**TASK BRIEF**. Below is a block of records; reproduce all of them exactly and leave out any pictures.

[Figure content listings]

━━━

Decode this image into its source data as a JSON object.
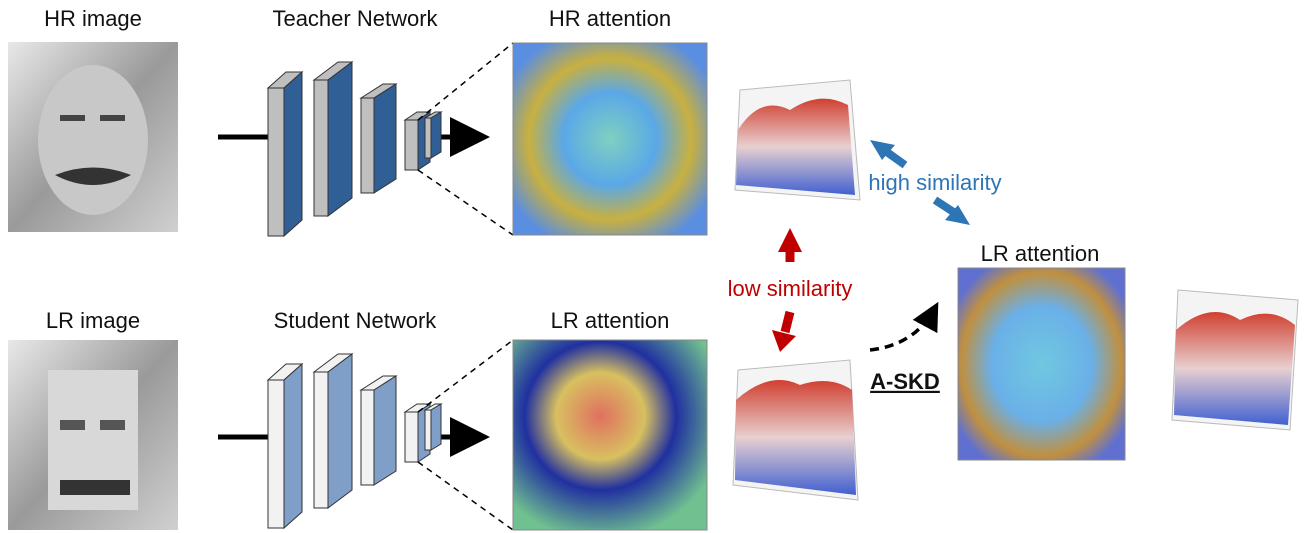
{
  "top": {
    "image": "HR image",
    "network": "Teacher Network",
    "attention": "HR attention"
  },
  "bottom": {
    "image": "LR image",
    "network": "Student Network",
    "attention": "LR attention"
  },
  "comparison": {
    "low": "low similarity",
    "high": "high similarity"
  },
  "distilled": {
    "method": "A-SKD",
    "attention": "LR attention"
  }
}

━━━

**SOLUTION TO THIS TASK**.
Decode this image into its source data as a JSON object.
{
  "top": {
    "image": "HR image",
    "network": "Teacher Network",
    "attention": "HR attention"
  },
  "bottom": {
    "image": "LR image",
    "network": "Student Network",
    "attention": "LR attention"
  },
  "comparison": {
    "low": "low similarity",
    "high": "high similarity"
  },
  "distilled": {
    "method": "A-SKD",
    "attention": "LR attention"
  }
}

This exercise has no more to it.